— Start of Data listing —

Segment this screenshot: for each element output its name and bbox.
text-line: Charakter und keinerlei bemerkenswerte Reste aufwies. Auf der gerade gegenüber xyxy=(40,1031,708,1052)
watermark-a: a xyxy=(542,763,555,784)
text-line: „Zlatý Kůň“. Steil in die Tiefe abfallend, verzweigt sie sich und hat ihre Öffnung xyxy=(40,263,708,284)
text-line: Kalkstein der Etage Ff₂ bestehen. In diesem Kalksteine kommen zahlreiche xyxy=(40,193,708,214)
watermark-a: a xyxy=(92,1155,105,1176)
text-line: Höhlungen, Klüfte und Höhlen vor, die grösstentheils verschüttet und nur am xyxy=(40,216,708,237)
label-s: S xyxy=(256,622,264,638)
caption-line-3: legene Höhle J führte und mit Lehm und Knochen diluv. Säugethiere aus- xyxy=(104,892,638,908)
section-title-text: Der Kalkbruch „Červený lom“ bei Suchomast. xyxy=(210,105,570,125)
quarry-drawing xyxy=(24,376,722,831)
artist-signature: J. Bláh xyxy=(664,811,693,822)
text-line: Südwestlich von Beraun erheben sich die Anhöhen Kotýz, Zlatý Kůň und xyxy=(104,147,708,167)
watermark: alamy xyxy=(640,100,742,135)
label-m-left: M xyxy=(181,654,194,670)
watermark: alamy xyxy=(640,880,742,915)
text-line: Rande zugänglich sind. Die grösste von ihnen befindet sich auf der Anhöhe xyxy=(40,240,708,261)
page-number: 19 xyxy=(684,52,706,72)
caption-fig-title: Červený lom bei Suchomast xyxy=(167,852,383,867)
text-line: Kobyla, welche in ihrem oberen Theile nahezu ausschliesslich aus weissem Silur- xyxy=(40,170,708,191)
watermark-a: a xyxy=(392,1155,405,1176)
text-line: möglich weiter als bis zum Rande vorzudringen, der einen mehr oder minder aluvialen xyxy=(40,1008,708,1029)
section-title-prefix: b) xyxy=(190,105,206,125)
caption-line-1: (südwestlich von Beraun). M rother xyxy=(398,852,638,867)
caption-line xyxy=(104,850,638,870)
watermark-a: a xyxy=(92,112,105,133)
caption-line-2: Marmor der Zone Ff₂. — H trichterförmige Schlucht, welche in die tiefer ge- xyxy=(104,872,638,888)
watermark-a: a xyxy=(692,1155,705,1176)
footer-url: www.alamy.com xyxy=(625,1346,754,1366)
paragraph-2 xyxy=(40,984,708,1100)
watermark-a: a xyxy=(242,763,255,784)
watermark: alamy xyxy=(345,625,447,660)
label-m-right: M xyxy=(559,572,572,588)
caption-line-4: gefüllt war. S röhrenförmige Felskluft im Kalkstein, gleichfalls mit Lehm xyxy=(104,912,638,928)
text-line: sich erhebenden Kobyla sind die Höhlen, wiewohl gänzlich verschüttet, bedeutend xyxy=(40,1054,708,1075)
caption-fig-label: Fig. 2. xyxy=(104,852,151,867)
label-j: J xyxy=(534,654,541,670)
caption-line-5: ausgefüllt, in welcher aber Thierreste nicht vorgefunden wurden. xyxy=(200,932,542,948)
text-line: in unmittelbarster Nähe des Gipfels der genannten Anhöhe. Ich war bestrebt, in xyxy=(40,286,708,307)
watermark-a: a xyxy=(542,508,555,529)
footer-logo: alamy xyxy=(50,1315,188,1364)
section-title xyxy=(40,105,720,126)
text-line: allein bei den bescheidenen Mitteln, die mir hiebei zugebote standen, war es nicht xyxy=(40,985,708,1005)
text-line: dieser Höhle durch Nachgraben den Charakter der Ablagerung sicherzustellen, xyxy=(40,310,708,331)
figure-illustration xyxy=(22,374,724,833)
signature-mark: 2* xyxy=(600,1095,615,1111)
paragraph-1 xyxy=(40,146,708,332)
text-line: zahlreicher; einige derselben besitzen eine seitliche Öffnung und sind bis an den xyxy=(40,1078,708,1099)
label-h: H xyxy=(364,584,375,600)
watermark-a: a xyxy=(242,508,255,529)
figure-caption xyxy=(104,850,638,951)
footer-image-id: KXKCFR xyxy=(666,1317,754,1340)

— End of Data listing —

Goal: Reproduce the items verbatim from the first line through the line containing "watermark-a: a xyxy=(392,1155,405,1176)", including both of those lines.

Reply:
Segment this screenshot: for each element output its name and bbox.
text-line: Charakter und keinerlei bemerkenswerte Reste aufwies. Auf der gerade gegenüber xyxy=(40,1031,708,1052)
watermark-a: a xyxy=(542,763,555,784)
text-line: „Zlatý Kůň“. Steil in die Tiefe abfallend, verzweigt sie sich und hat ihre Öffnung xyxy=(40,263,708,284)
text-line: Kalkstein der Etage Ff₂ bestehen. In diesem Kalksteine kommen zahlreiche xyxy=(40,193,708,214)
watermark-a: a xyxy=(92,1155,105,1176)
text-line: Höhlungen, Klüfte und Höhlen vor, die grösstentheils verschüttet und nur am xyxy=(40,216,708,237)
label-s: S xyxy=(256,622,264,638)
caption-line-3: legene Höhle J führte und mit Lehm und Knochen diluv. Säugethiere aus- xyxy=(104,892,638,908)
section-title-text: Der Kalkbruch „Červený lom“ bei Suchomast. xyxy=(210,105,570,125)
quarry-drawing xyxy=(24,376,722,831)
artist-signature: J. Bláh xyxy=(664,811,693,822)
text-line: Südwestlich von Beraun erheben sich die Anhöhen Kotýz, Zlatý Kůň und xyxy=(104,147,708,167)
watermark: alamy xyxy=(640,100,742,135)
label-m-left: M xyxy=(181,654,194,670)
watermark: alamy xyxy=(640,880,742,915)
text-line: Rande zugänglich sind. Die grösste von ihnen befindet sich auf der Anhöhe xyxy=(40,240,708,261)
page-number: 19 xyxy=(684,52,706,72)
caption-fig-title: Červený lom bei Suchomast xyxy=(167,852,383,867)
text-line: Kobyla, welche in ihrem oberen Theile nahezu ausschliesslich aus weissem Silur- xyxy=(40,170,708,191)
watermark-a: a xyxy=(392,1155,405,1176)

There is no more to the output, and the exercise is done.